<<<<

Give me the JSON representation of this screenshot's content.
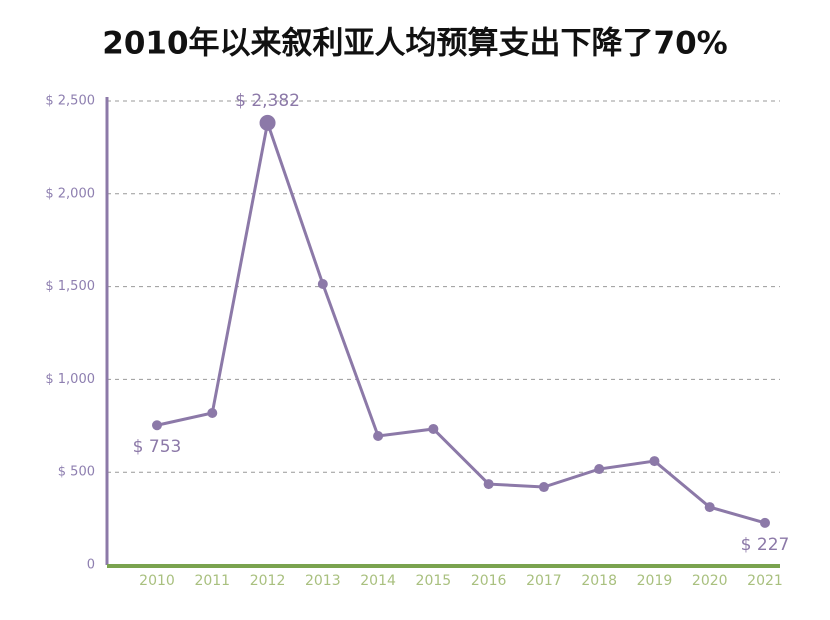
{
  "chart_data": {
    "type": "line",
    "title": "2010年以来叙利亚人均预算支出下降了70%",
    "categories": [
      "2010",
      "2011",
      "2012",
      "2013",
      "2014",
      "2015",
      "2016",
      "2017",
      "2018",
      "2019",
      "2020",
      "2021"
    ],
    "series": [
      {
        "color": "#8c79a8",
        "values": [
          753,
          819,
          2382,
          1514,
          695,
          733,
          436,
          420,
          517,
          560,
          312,
          227
        ],
        "value_labels": [
          "$ 753",
          null,
          "$ 2,382",
          null,
          null,
          null,
          null,
          null,
          null,
          null,
          null,
          "$ 227"
        ]
      }
    ],
    "ylim": [
      0,
      2500
    ],
    "yticks": [
      0,
      {
        "value": 500,
        "label": "$ 500"
      },
      {
        "value": 1000,
        "label": "$ 1,000"
      },
      {
        "value": 1500,
        "label": "$ 1,500"
      },
      {
        "value": 2000,
        "label": "$ 2,000"
      },
      {
        "value": 2500,
        "label": "$ 2,500"
      }
    ],
    "grid": true
  }
}
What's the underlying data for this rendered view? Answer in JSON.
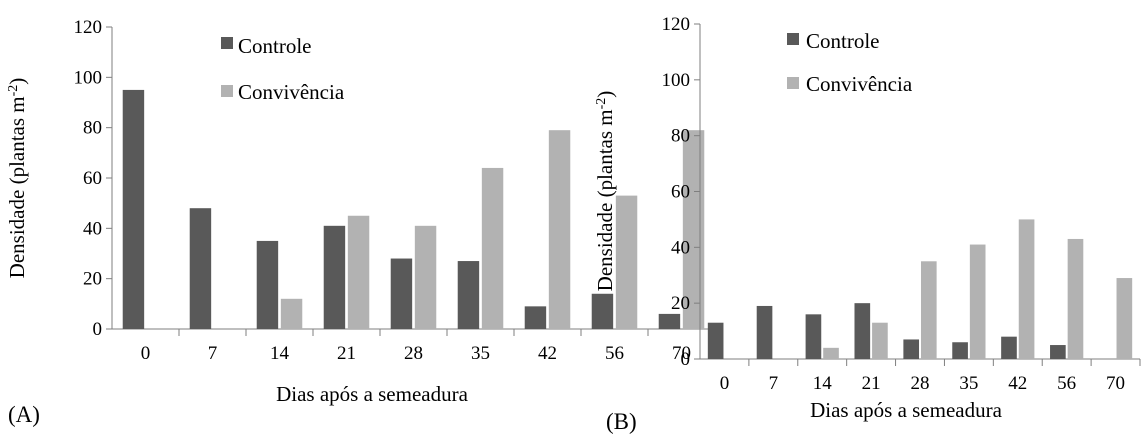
{
  "colors": {
    "controle": "#595959",
    "convivencia": "#b2b2b2",
    "axis": "#7f7f7f"
  },
  "chart_data": [
    {
      "type": "bar",
      "panel_label": "(A)",
      "categories": [
        "0",
        "7",
        "14",
        "21",
        "28",
        "35",
        "42",
        "56",
        "70"
      ],
      "series": [
        {
          "name": "Controle",
          "values": [
            95,
            48,
            35,
            41,
            28,
            27,
            9,
            14,
            6
          ]
        },
        {
          "name": "Convivência",
          "values": [
            0,
            0,
            12,
            45,
            41,
            64,
            79,
            53,
            79
          ]
        }
      ],
      "xlabel": "Dias após a semeadura",
      "ylabel_main": "Densidade (plantas m",
      "ylabel_sup": "-2",
      "ylabel_close": ")",
      "ylim": [
        0,
        120
      ],
      "yticks": [
        "0",
        "20",
        "40",
        "60",
        "80",
        "100",
        "120"
      ],
      "grid": false,
      "legend": "top-center"
    },
    {
      "type": "bar",
      "panel_label": "(B)",
      "categories": [
        "0",
        "7",
        "14",
        "21",
        "28",
        "35",
        "42",
        "56",
        "70"
      ],
      "series": [
        {
          "name": "Controle",
          "values": [
            13,
            19,
            16,
            20,
            7,
            6,
            8,
            5,
            0
          ]
        },
        {
          "name": "Convivência",
          "values": [
            0,
            0,
            4,
            13,
            35,
            41,
            50,
            43,
            29
          ]
        }
      ],
      "xlabel": "Dias após a semeadura",
      "ylabel_main": "Densidade (plantas m",
      "ylabel_sup": "-2",
      "ylabel_close": ")",
      "ylim": [
        0,
        120
      ],
      "yticks": [
        "0",
        "20",
        "40",
        "60",
        "80",
        "100",
        "120"
      ],
      "grid": false,
      "legend": "top-left"
    }
  ]
}
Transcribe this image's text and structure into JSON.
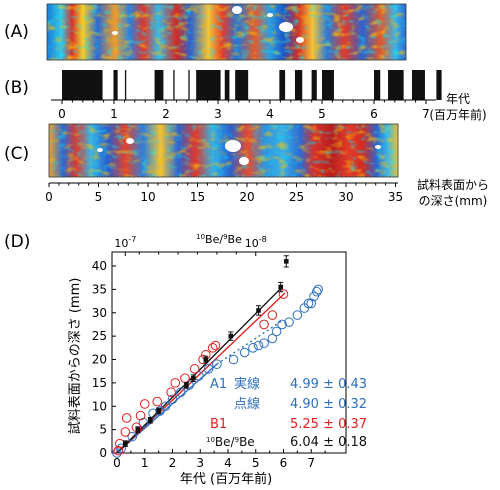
{
  "panels": {
    "a": {
      "label": "(A)"
    },
    "b": {
      "label": "(B)",
      "axis_title_1": "年代",
      "axis_title_2": "(百万年前)",
      "ticks": [
        "0",
        "1",
        "2",
        "3",
        "4",
        "5",
        "6",
        "7"
      ],
      "normal_polarity_intervals": [
        [
          0.0,
          0.78
        ],
        [
          0.99,
          1.07
        ],
        [
          1.78,
          1.95
        ],
        [
          2.58,
          3.05
        ],
        [
          3.13,
          3.22
        ],
        [
          3.33,
          3.58
        ],
        [
          4.18,
          4.29
        ],
        [
          4.48,
          4.62
        ],
        [
          4.8,
          4.9
        ],
        [
          5.0,
          5.23
        ],
        [
          6.0,
          6.12
        ],
        [
          6.27,
          6.57
        ],
        [
          6.73,
          6.98
        ],
        [
          7.2,
          7.3
        ]
      ],
      "reversed_thin_lines": [
        1.21,
        2.14,
        2.43
      ]
    },
    "c": {
      "label": "(C)",
      "axis_title_1": "試料表面から",
      "axis_title_2": "の深さ(mm)",
      "ticks": [
        "0",
        "5",
        "10",
        "15",
        "20",
        "25",
        "30",
        "35"
      ]
    },
    "d": {
      "label": "(D)"
    }
  },
  "chart_data": {
    "type": "scatter",
    "xlabel": "年代 (百万年前)",
    "ylabel": "試料表面からの深さ (mm)",
    "top_axis_label": "10Be/9Be",
    "top_axis_label_parts": [
      "10",
      "Be/",
      "9",
      "Be"
    ],
    "top_ticks": [
      {
        "base": "10",
        "exp": "-7",
        "x": 0.3
      },
      {
        "base": "10",
        "exp": "-8",
        "x": 5.0
      }
    ],
    "xlim": [
      0,
      8
    ],
    "ylim": [
      0,
      43
    ],
    "x_ticks": [
      "0",
      "1",
      "2",
      "3",
      "4",
      "5",
      "6",
      "7"
    ],
    "y_ticks": [
      "0",
      "5",
      "10",
      "15",
      "20",
      "25",
      "30",
      "35",
      "40"
    ],
    "colors": {
      "a1": "#2f6fc0",
      "b1": "#e02020",
      "be": "#111111"
    },
    "series": [
      {
        "name": "A1",
        "marker": "open-circle",
        "color": "#2f6fc0",
        "points": [
          [
            0.0,
            0.0
          ],
          [
            0.15,
            1.0
          ],
          [
            0.55,
            3.5
          ],
          [
            0.95,
            6.5
          ],
          [
            1.3,
            8.5
          ],
          [
            1.55,
            9.0
          ],
          [
            1.75,
            10.0
          ],
          [
            2.0,
            11.5
          ],
          [
            2.3,
            13.0
          ],
          [
            2.6,
            14.5
          ],
          [
            2.95,
            16.5
          ],
          [
            3.3,
            18.0
          ],
          [
            3.6,
            19.0
          ],
          [
            4.2,
            20.0
          ],
          [
            4.6,
            21.5
          ],
          [
            4.9,
            22.5
          ],
          [
            5.1,
            23.0
          ],
          [
            5.3,
            23.5
          ],
          [
            5.6,
            24.5
          ],
          [
            5.75,
            26.0
          ],
          [
            5.95,
            27.5
          ],
          [
            6.2,
            28.0
          ],
          [
            6.5,
            29.5
          ],
          [
            6.75,
            31.0
          ],
          [
            6.9,
            32.0
          ],
          [
            7.0,
            32.0
          ],
          [
            7.1,
            33.5
          ],
          [
            7.2,
            34.5
          ],
          [
            7.25,
            35.0
          ]
        ]
      },
      {
        "name": "B1",
        "marker": "open-circle",
        "color": "#e02020",
        "points": [
          [
            0.05,
            0.5
          ],
          [
            0.1,
            2.0
          ],
          [
            0.3,
            4.5
          ],
          [
            0.35,
            7.5
          ],
          [
            0.7,
            5.5
          ],
          [
            0.85,
            8.0
          ],
          [
            1.0,
            10.5
          ],
          [
            1.45,
            11.0
          ],
          [
            1.95,
            13.0
          ],
          [
            2.1,
            15.0
          ],
          [
            2.45,
            16.0
          ],
          [
            2.8,
            18.0
          ],
          [
            3.1,
            20.0
          ],
          [
            3.2,
            21.0
          ],
          [
            3.45,
            22.5
          ],
          [
            3.55,
            23.0
          ],
          [
            5.3,
            27.5
          ],
          [
            5.6,
            29.5
          ],
          [
            6.0,
            34.0
          ]
        ]
      },
      {
        "name": "10Be/9Be",
        "marker": "filled-square",
        "color": "#111111",
        "points": [
          [
            0.3,
            2.0
          ],
          [
            0.75,
            5.0
          ],
          [
            1.2,
            7.0
          ],
          [
            1.5,
            9.0
          ],
          [
            2.5,
            14.5
          ],
          [
            2.75,
            16.0
          ],
          [
            3.2,
            20.0
          ],
          [
            4.1,
            25.0
          ],
          [
            5.1,
            30.5
          ],
          [
            5.9,
            35.5
          ],
          [
            6.1,
            41.0
          ]
        ],
        "errors": [
          0.6,
          0.6,
          0.6,
          0.6,
          0.6,
          0.7,
          0.7,
          0.9,
          1.0,
          1.0,
          1.2
        ]
      }
    ],
    "fits": [
      {
        "series": "A1",
        "style": "solid",
        "color": "#2f6fc0",
        "from": [
          0,
          0
        ],
        "to": [
          3.6,
          19.0
        ]
      },
      {
        "series": "A1",
        "style": "dotted",
        "color": "#2f6fc0",
        "from": [
          3.6,
          19.0
        ],
        "to": [
          6.0,
          28.5
        ]
      },
      {
        "series": "B1",
        "style": "solid",
        "color": "#e02020",
        "from": [
          0,
          0
        ],
        "to": [
          6.05,
          34.2
        ]
      },
      {
        "series": "10Be/9Be",
        "style": "solid",
        "color": "#111111",
        "from": [
          0,
          0
        ],
        "to": [
          5.95,
          35.5
        ]
      }
    ],
    "annotations": [
      {
        "label": "A1",
        "method": "実線",
        "value": "4.99 ± 0.43",
        "color": "#2f6fc0"
      },
      {
        "label": "",
        "method": "点線",
        "value": "4.90 ± 0.32",
        "color": "#2f6fc0"
      },
      {
        "label": "B1",
        "method": "",
        "value": "5.25 ± 0.37",
        "color": "#e02020"
      },
      {
        "label": "10Be/9Be",
        "method": "",
        "value": "6.04 ± 0.18",
        "color": "#111111"
      }
    ]
  }
}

>>>>

PROBLEM DETAILS. Within the data above, pick out all lines holding the word "JSON".

RESULT.
Give me the JSON representation of this screenshot's content.
What's the underlying data for this rendered view? Answer in JSON.
Transcribe this image's text and structure into JSON.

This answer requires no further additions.